**Consigne donnée 1:** Recopiez à l'identique les entrées, de la toute première jusqu'à la ligne contenant « hour-down-button[interactable] (867, 524, 946, 600) », celle-ci comprise.

Cour martiale

Informations sur la décision

Résumé :

Date de l’ouverture du procès : 14 avril 2014.

Endroit : Édifice 588, chemin Ordinance, Denwood (AB).

Chef d’accusation
•Chef d’accusation 1 : Art. 125a) LDN, a fait volontairement une fausse inscription dans un document officiel signé de sa main.

Verdict
•Chef d’accusation 1 : Coupable.

Sentence
•Une réprimande et une amende au montant de 2500$.

Contenu de la décision

 

COUR MARTIALE

 

Référence : R c. Chaban, 2014 CM 2006

 

Date : 20140415

Dossier :  201373

 

Cour martiale permanente

 

Base des Forces canadiennes Wainwright

Wainwright (Alberta), Canada

 

 

Entre : 

 

Sa Majesté la Reine

 

- et -

 

Lieutenant C. Chaban, accusée

 

 

En présence du colonel M.R. Gibson, J.M.

 


 

[TRADUCTION FRANÇAISE OFFICIELLE]

 

MOTIFS DE DÉCISION

 

(Prononcés de vive voix)

 

[1]               La lieutenant Chaban est accusée de l’infraction d’avoir fait volontairement une fausse inscription dans un document officiel signé de sa main, en contravention de l’alinéa 125a) de la Loi sur la défense nationale. Plus précisément, l’accusation allègue que la lieutenant Chaban [traduction] : « entre le 18 mars 2012 et le 30 avril 2012, à ou près de Wainwright (Alberta), a signé un formulaire d’évaluation de la norme d’aptitude physique du Commandement de la Force terrestre (NAPCFT), indiquant qu’elle avait réussi l’évaluation de la NAPCFT le 16 mars 2012, bien qu’elle savait que c’était faux ».

 

[2]               Pour exposer la décision de la cour, je vais d’abord passer en revue les faits de l’espèce ainsi qu’ils ont été établis au moyen des témoignages entendus par la cour, puis faire un rappel du droit applicable avant de signaler les conclusions que j’ai tirées concernant la crédibilité de certains témoins. Je vais par la suite appliquer le droit aux faits pour expliquer l’analyse que j’ai faite, avant de présenter la décision de la cour sur l’accusation.

 

Les faits

 

[3]               La poursuite a appelé six témoins. Six documents ont été admis en preuve, les plus importants étant les formulaires d’évaluation de la norme d’aptitude physique du Commandement de la Force terrestre, soit les pièces nos 4 et 6. L’accusée n’a pas témoigné et la défense n’a pas produit de preuve.

**Consigne donnée 2:** Pour chacun des énoncés suivants, indiquez par oui ou non s'il concorde avec la décision de la cour martiale, et citez textuellement le passage qui tranche. (a) Le procès s'est ouvert le 14 avril 2014. (b) L'accusée a témoigné devant la cour. (c) La poursuite a appelé quatre témoins.

**Entrées fournies:**
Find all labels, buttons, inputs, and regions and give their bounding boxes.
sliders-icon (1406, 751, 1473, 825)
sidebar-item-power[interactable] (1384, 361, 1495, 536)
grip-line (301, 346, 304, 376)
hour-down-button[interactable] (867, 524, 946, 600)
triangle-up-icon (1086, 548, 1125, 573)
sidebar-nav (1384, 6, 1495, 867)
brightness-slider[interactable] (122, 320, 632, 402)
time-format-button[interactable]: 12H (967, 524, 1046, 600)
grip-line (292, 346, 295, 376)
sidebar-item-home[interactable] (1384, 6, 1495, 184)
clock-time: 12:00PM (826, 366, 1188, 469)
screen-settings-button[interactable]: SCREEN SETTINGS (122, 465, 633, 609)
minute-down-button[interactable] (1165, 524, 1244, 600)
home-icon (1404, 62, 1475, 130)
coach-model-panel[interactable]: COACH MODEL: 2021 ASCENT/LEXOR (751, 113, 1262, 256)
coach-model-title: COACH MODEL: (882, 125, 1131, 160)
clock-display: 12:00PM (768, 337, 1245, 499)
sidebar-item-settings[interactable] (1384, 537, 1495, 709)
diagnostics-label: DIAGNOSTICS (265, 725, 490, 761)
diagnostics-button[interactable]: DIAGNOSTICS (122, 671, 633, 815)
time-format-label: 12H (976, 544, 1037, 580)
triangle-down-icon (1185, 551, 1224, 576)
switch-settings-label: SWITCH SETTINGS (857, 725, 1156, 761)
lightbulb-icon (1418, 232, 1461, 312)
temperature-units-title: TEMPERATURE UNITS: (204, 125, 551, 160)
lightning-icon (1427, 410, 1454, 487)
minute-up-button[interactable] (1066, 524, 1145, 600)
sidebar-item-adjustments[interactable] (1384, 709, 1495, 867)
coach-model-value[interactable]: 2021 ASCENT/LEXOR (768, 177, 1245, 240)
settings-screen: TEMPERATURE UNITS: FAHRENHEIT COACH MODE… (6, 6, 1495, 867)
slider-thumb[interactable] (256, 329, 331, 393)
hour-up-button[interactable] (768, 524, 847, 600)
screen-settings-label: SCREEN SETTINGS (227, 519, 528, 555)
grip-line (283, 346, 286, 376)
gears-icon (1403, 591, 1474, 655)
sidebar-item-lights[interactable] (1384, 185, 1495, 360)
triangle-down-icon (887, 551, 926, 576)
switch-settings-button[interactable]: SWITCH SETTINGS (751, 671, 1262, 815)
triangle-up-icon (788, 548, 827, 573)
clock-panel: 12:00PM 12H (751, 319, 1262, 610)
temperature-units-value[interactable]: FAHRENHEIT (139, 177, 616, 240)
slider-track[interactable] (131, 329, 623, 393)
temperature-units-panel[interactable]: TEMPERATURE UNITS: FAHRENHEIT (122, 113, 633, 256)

**Réponse attendue 1:**
Find all labels, buttons, inputs, and regions and give their bounding boxes.
sliders-icon (1406, 751, 1473, 825)
sidebar-item-power[interactable] (1384, 361, 1495, 536)
grip-line (301, 346, 304, 376)
hour-down-button[interactable] (867, 524, 946, 600)

**Réponse attendue 2:**
(a) Oui : « Date de l’ouverture du procès : 14 avril 2014. »
(b) Non : « L’accusée n’a pas témoigné et la défense n’a pas produit de preuve. »
(c) Non : « La poursuite a appelé six témoins. »